What you should do – Extract each record and reproduce it exactly.

[begin Information supplied]

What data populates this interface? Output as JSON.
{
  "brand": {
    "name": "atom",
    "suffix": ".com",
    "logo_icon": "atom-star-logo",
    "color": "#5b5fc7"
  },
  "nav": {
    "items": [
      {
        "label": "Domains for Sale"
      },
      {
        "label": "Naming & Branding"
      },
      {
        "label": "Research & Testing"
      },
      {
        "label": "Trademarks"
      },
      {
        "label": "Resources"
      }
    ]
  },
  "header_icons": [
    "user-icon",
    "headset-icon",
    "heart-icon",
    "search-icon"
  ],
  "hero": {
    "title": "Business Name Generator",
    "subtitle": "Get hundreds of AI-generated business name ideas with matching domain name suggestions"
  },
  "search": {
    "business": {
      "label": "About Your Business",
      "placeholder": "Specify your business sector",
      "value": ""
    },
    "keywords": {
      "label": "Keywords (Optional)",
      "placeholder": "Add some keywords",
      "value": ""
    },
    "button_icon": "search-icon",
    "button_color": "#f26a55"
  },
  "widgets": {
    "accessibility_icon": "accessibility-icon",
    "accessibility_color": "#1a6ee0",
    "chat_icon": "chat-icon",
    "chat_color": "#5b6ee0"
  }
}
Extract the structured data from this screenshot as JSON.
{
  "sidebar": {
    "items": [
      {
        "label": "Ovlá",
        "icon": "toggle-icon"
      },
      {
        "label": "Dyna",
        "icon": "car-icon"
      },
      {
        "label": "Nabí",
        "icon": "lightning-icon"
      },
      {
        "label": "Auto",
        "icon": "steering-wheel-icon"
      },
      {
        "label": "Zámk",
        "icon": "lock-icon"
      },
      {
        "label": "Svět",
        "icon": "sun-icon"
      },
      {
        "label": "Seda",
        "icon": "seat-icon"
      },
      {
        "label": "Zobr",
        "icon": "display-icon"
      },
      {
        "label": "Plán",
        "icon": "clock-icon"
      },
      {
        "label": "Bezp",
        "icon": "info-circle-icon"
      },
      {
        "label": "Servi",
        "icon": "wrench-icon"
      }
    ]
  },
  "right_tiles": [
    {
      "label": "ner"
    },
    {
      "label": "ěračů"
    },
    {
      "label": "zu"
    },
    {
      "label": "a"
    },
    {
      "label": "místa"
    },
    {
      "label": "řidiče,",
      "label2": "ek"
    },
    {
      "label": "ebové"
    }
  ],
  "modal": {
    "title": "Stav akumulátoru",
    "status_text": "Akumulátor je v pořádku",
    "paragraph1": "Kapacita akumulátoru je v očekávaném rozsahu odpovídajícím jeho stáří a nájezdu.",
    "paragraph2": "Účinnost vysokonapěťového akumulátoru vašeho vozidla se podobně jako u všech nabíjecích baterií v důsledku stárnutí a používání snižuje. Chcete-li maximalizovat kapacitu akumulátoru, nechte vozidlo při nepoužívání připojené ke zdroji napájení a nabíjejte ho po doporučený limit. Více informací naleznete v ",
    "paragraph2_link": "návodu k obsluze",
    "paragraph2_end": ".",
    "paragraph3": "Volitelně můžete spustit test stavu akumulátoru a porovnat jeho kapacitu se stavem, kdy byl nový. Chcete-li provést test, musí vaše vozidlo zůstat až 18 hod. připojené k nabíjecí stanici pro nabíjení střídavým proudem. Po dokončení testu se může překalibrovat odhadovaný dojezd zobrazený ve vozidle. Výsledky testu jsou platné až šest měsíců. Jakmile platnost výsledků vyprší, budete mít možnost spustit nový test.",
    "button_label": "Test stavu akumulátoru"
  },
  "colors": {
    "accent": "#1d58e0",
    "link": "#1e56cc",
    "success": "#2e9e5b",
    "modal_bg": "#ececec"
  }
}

[end Information supplied]

Problem solution –
What data populates this interface? Output as JSON.
{
  "brand": {
    "name": "atom",
    "suffix": ".com",
    "logo_icon": "atom-star-logo",
    "color": "#5b5fc7"
  },
  "nav": {
    "items": [
      {
        "label": "Domains for Sale"
      },
      {
        "label": "Naming & Branding"
      },
      {
        "label": "Research & Testing"
      },
      {
        "label": "Trademarks"
      },
      {
        "label": "Resources"
      }
    ]
  },
  "header_icons": [
    "user-icon",
    "headset-icon",
    "heart-icon",
    "search-icon"
  ],
  "hero": {
    "title": "Business Name Generator",
    "subtitle": "Get hundreds of AI-generated business name ideas with matching domain name suggestions"
  },
  "search": {
    "business": {
      "label": "About Your Business",
      "placeholder": "Specify your business sector",
      "value": ""
    },
    "keywords": {
      "label": "Keywords (Optional)",
      "placeholder": "Add some keywords",
      "value": ""
    },
    "button_icon": "search-icon",
    "button_color": "#f26a55"
  },
  "widgets": {
    "accessibility_icon": "accessibility-icon",
    "accessibility_color": "#1a6ee0",
    "chat_icon": "chat-icon",
    "chat_color": "#5b6ee0"
  }
}
Extract the structured data from this screenshot as JSON.
{
  "sidebar": {
    "items": [
      {
        "label": "Ovlá",
        "icon": "toggle-icon"
      },
      {
        "label": "Dyna",
        "icon": "car-icon"
      },
      {
        "label": "Nabí",
        "icon": "lightning-icon"
      },
      {
        "label": "Auto",
        "icon": "steering-wheel-icon"
      },
      {
        "label": "Zámk",
        "icon": "lock-icon"
      },
      {
        "label": "Svět",
        "icon": "sun-icon"
      },
      {
        "label": "Seda",
        "icon": "seat-icon"
      },
      {
        "label": "Zobr",
        "icon": "display-icon"
      },
      {
        "label": "Plán",
        "icon": "clock-icon"
      },
      {
        "label": "Bezp",
        "icon": "info-circle-icon"
      },
      {
        "label": "Servi",
        "icon": "wrench-icon"
      }
    ]
  },
  "right_tiles": [
    {
      "label": "ner"
    },
    {
      "label": "ěračů"
    },
    {
      "label": "zu"
    },
    {
      "label": "a"
    },
    {
      "label": "místa"
    },
    {
      "label": "řidiče,",
      "label2": "ek"
    },
    {
      "label": "ebové"
    }
  ],
  "modal": {
    "title": "Stav akumulátoru",
    "status_text": "Akumulátor je v pořádku",
    "paragraph1": "Kapacita akumulátoru je v očekávaném rozsahu odpovídajícím jeho stáří a nájezdu.",
    "paragraph2": "Účinnost vysokonapěťového akumulátoru vašeho vozidla se podobně jako u všech nabíjecích baterií v důsledku stárnutí a používání snižuje. Chcete-li maximalizovat kapacitu akumulátoru, nechte vozidlo při nepoužívání připojené ke zdroji napájení a nabíjejte ho po doporučený limit. Více informací naleznete v ",
    "paragraph2_link": "návodu k obsluze",
    "paragraph2_end": ".",
    "paragraph3": "Volitelně můžete spustit test stavu akumulátoru a porovnat jeho kapacitu se stavem, kdy byl nový. Chcete-li provést test, musí vaše vozidlo zůstat až 18 hod. připojené k nabíjecí stanici pro nabíjení střídavým proudem. Po dokončení testu se může překalibrovat odhadovaný dojezd zobrazený ve vozidle. Výsledky testu jsou platné až šest měsíců. Jakmile platnost výsledků vyprší, budete mít možnost spustit nový test.",
    "button_label": "Test stavu akumulátoru"
  },
  "colors": {
    "accent": "#1d58e0",
    "link": "#1e56cc",
    "success": "#2e9e5b",
    "modal_bg": "#ececec"
  }
}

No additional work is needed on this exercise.